[What is required]:
Without omitting anything, return the records precisely as given.

[Provided information]:
────────────────────

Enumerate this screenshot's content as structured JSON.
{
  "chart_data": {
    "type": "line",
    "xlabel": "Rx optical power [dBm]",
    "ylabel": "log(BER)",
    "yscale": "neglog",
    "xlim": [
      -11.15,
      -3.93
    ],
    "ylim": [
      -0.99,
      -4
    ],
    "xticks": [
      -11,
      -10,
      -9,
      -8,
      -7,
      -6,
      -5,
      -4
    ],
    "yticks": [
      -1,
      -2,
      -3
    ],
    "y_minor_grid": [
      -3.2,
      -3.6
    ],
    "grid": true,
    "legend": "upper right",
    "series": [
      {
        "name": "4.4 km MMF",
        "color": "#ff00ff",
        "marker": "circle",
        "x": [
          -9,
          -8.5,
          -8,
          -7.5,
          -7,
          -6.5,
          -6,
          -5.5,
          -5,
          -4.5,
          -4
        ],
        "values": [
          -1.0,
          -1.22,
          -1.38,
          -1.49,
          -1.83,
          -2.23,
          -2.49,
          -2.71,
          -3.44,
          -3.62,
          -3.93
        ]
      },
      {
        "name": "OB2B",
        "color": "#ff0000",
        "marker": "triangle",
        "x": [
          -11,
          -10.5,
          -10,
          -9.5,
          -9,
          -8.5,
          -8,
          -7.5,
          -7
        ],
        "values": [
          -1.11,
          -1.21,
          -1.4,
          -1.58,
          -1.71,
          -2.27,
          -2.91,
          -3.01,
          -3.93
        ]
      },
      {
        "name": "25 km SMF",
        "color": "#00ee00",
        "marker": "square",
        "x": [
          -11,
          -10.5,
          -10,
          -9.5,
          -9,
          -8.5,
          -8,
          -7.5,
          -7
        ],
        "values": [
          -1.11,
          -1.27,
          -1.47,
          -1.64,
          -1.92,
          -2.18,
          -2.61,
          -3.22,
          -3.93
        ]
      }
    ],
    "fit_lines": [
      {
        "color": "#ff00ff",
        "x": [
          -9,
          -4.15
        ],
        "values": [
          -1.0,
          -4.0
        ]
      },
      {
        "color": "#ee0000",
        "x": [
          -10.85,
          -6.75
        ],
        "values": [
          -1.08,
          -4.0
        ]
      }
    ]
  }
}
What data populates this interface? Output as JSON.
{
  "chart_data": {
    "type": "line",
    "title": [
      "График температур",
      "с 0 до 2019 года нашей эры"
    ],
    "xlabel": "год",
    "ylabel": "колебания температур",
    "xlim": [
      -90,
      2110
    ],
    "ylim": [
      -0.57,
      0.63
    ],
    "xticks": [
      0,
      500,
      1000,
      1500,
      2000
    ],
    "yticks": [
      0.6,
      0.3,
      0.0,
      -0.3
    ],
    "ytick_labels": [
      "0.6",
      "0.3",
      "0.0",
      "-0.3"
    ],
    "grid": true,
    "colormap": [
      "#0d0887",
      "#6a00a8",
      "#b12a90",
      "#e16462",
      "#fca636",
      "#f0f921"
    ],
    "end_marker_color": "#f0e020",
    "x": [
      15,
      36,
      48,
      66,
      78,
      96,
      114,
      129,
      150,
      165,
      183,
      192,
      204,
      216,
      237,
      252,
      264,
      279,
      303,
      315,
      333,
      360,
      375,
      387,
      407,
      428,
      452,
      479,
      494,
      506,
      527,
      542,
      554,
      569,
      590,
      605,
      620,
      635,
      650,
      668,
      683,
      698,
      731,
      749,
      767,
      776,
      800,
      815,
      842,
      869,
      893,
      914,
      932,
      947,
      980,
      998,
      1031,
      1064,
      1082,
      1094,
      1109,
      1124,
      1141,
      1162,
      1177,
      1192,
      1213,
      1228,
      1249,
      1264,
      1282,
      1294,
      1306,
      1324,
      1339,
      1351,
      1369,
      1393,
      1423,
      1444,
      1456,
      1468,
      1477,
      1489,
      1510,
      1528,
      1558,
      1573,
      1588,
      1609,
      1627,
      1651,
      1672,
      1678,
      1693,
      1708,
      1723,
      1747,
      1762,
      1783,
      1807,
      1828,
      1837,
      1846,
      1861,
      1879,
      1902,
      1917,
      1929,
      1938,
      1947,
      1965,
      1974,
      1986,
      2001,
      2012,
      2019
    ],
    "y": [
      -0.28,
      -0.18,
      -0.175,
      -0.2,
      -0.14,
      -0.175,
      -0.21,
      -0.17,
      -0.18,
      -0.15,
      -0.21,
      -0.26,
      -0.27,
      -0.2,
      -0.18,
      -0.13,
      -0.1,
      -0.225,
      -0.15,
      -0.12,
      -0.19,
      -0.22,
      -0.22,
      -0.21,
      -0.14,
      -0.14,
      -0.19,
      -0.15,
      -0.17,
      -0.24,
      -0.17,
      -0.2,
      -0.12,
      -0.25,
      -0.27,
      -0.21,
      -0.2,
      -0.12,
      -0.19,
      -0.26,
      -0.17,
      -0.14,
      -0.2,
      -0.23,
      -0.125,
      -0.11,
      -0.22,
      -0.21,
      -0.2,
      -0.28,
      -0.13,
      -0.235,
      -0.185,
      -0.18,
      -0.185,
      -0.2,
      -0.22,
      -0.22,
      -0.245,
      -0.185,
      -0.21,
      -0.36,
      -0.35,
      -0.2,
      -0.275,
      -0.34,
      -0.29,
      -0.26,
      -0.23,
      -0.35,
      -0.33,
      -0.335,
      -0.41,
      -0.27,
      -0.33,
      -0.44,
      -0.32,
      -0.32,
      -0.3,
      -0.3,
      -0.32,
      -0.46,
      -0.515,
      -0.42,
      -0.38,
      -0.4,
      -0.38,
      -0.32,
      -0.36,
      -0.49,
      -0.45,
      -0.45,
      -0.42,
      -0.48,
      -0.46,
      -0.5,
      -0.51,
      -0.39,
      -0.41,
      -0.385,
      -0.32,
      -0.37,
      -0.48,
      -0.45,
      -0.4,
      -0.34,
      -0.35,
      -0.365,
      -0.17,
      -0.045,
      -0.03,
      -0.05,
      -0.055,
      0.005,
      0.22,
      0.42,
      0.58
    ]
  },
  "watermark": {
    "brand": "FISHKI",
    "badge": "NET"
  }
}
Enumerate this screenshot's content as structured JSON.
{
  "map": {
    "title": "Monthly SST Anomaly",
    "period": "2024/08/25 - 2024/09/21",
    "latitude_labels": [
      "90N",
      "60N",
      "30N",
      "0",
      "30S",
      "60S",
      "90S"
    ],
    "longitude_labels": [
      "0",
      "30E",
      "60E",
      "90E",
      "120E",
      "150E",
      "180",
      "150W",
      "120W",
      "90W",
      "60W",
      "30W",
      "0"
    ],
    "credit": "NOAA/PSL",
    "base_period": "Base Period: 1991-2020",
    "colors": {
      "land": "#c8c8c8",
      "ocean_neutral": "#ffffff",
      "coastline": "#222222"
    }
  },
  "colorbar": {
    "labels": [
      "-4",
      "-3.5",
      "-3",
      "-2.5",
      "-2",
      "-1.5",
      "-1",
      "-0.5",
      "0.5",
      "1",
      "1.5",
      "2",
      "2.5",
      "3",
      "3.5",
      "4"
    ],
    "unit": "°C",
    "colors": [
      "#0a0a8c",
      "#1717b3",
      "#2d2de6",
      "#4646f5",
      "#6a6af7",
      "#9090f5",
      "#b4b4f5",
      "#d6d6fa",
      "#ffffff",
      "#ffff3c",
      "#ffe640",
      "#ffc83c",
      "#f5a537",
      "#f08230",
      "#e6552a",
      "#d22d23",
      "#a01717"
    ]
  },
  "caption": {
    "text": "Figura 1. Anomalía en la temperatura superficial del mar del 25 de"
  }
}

────────────────────

[Output of the exercise]:
Enumerate this screenshot's content as structured JSON.
{
  "chart_data": {
    "type": "line",
    "xlabel": "Rx optical power [dBm]",
    "ylabel": "log(BER)",
    "yscale": "neglog",
    "xlim": [
      -11.15,
      -3.93
    ],
    "ylim": [
      -0.99,
      -4
    ],
    "xticks": [
      -11,
      -10,
      -9,
      -8,
      -7,
      -6,
      -5,
      -4
    ],
    "yticks": [
      -1,
      -2,
      -3
    ],
    "y_minor_grid": [
      -3.2,
      -3.6
    ],
    "grid": true,
    "legend": "upper right",
    "series": [
      {
        "name": "4.4 km MMF",
        "color": "#ff00ff",
        "marker": "circle",
        "x": [
          -9,
          -8.5,
          -8,
          -7.5,
          -7,
          -6.5,
          -6,
          -5.5,
          -5,
          -4.5,
          -4
        ],
        "values": [
          -1.0,
          -1.22,
          -1.38,
          -1.49,
          -1.83,
          -2.23,
          -2.49,
          -2.71,
          -3.44,
          -3.62,
          -3.93
        ]
      },
      {
        "name": "OB2B",
        "color": "#ff0000",
        "marker": "triangle",
        "x": [
          -11,
          -10.5,
          -10,
          -9.5,
          -9,
          -8.5,
          -8,
          -7.5,
          -7
        ],
        "values": [
          -1.11,
          -1.21,
          -1.4,
          -1.58,
          -1.71,
          -2.27,
          -2.91,
          -3.01,
          -3.93
        ]
      },
      {
        "name": "25 km SMF",
        "color": "#00ee00",
        "marker": "square",
        "x": [
          -11,
          -10.5,
          -10,
          -9.5,
          -9,
          -8.5,
          -8,
          -7.5,
          -7
        ],
        "values": [
          -1.11,
          -1.27,
          -1.47,
          -1.64,
          -1.92,
          -2.18,
          -2.61,
          -3.22,
          -3.93
        ]
      }
    ],
    "fit_lines": [
      {
        "color": "#ff00ff",
        "x": [
          -9,
          -4.15
        ],
        "values": [
          -1.0,
          -4.0
        ]
      },
      {
        "color": "#ee0000",
        "x": [
          -10.85,
          -6.75
        ],
        "values": [
          -1.08,
          -4.0
        ]
      }
    ]
  }
}
What data populates this interface? Output as JSON.
{
  "chart_data": {
    "type": "line",
    "title": [
      "График температур",
      "с 0 до 2019 года нашей эры"
    ],
    "xlabel": "год",
    "ylabel": "колебания температур",
    "xlim": [
      -90,
      2110
    ],
    "ylim": [
      -0.57,
      0.63
    ],
    "xticks": [
      0,
      500,
      1000,
      1500,
      2000
    ],
    "yticks": [
      0.6,
      0.3,
      0.0,
      -0.3
    ],
    "ytick_labels": [
      "0.6",
      "0.3",
      "0.0",
      "-0.3"
    ],
    "grid": true,
    "colormap": [
      "#0d0887",
      "#6a00a8",
      "#b12a90",
      "#e16462",
      "#fca636",
      "#f0f921"
    ],
    "end_marker_color": "#f0e020",
    "x": [
      15,
      36,
      48,
      66,
      78,
      96,
      114,
      129,
      150,
      165,
      183,
      192,
      204,
      216,
      237,
      252,
      264,
      279,
      303,
      315,
      333,
      360,
      375,
      387,
      407,
      428,
      452,
      479,
      494,
      506,
      527,
      542,
      554,
      569,
      590,
      605,
      620,
      635,
      650,
      668,
      683,
      698,
      731,
      749,
      767,
      776,
      800,
      815,
      842,
      869,
      893,
      914,
      932,
      947,
      980,
      998,
      1031,
      1064,
      1082,
      1094,
      1109,
      1124,
      1141,
      1162,
      1177,
      1192,
      1213,
      1228,
      1249,
      1264,
      1282,
      1294,
      1306,
      1324,
      1339,
      1351,
      1369,
      1393,
      1423,
      1444,
      1456,
      1468,
      1477,
      1489,
      1510,
      1528,
      1558,
      1573,
      1588,
      1609,
      1627,
      1651,
      1672,
      1678,
      1693,
      1708,
      1723,
      1747,
      1762,
      1783,
      1807,
      1828,
      1837,
      1846,
      1861,
      1879,
      1902,
      1917,
      1929,
      1938,
      1947,
      1965,
      1974,
      1986,
      2001,
      2012,
      2019
    ],
    "y": [
      -0.28,
      -0.18,
      -0.175,
      -0.2,
      -0.14,
      -0.175,
      -0.21,
      -0.17,
      -0.18,
      -0.15,
      -0.21,
      -0.26,
      -0.27,
      -0.2,
      -0.18,
      -0.13,
      -0.1,
      -0.225,
      -0.15,
      -0.12,
      -0.19,
      -0.22,
      -0.22,
      -0.21,
      -0.14,
      -0.14,
      -0.19,
      -0.15,
      -0.17,
      -0.24,
      -0.17,
      -0.2,
      -0.12,
      -0.25,
      -0.27,
      -0.21,
      -0.2,
      -0.12,
      -0.19,
      -0.26,
      -0.17,
      -0.14,
      -0.2,
      -0.23,
      -0.125,
      -0.11,
      -0.22,
      -0.21,
      -0.2,
      -0.28,
      -0.13,
      -0.235,
      -0.185,
      -0.18,
      -0.185,
      -0.2,
      -0.22,
      -0.22,
      -0.245,
      -0.185,
      -0.21,
      -0.36,
      -0.35,
      -0.2,
      -0.275,
      -0.34,
      -0.29,
      -0.26,
      -0.23,
      -0.35,
      -0.33,
      -0.335,
      -0.41,
      -0.27,
      -0.33,
      -0.44,
      -0.32,
      -0.32,
      -0.3,
      -0.3,
      -0.32,
      -0.46,
      -0.515,
      -0.42,
      -0.38,
      -0.4,
      -0.38,
      -0.32,
      -0.36,
      -0.49,
      -0.45,
      -0.45,
      -0.42,
      -0.48,
      -0.46,
      -0.5,
      -0.51,
      -0.39,
      -0.41,
      -0.385,
      -0.32,
      -0.37,
      -0.48,
      -0.45,
      -0.4,
      -0.34,
      -0.35,
      -0.365,
      -0.17,
      -0.045,
      -0.03,
      -0.05,
      -0.055,
      0.005,
      0.22,
      0.42,
      0.58
    ]
  },
  "watermark": {
    "brand": "FISHKI",
    "badge": "NET"
  }
}
Enumerate this screenshot's content as structured JSON.
{
  "map": {
    "title": "Monthly SST Anomaly",
    "period": "2024/08/25 - 2024/09/21",
    "latitude_labels": [
      "90N",
      "60N",
      "30N",
      "0",
      "30S",
      "60S",
      "90S"
    ],
    "longitude_labels": [
      "0",
      "30E",
      "60E",
      "90E",
      "120E",
      "150E",
      "180",
      "150W",
      "120W",
      "90W",
      "60W",
      "30W",
      "0"
    ],
    "credit": "NOAA/PSL",
    "base_period": "Base Period: 1991-2020",
    "colors": {
      "land": "#c8c8c8",
      "ocean_neutral": "#ffffff",
      "coastline": "#222222"
    }
  },
  "colorbar": {
    "labels": [
      "-4",
      "-3.5",
      "-3",
      "-2.5",
      "-2",
      "-1.5",
      "-1",
      "-0.5",
      "0.5",
      "1",
      "1.5",
      "2",
      "2.5",
      "3",
      "3.5",
      "4"
    ],
    "unit": "°C",
    "colors": [
      "#0a0a8c",
      "#1717b3",
      "#2d2de6",
      "#4646f5",
      "#6a6af7",
      "#9090f5",
      "#b4b4f5",
      "#d6d6fa",
      "#ffffff",
      "#ffff3c",
      "#ffe640",
      "#ffc83c",
      "#f5a537",
      "#f08230",
      "#e6552a",
      "#d22d23",
      "#a01717"
    ]
  },
  "caption": {
    "text": "Figura 1. Anomalía en la temperatura superficial del mar del 25 de"
  }
}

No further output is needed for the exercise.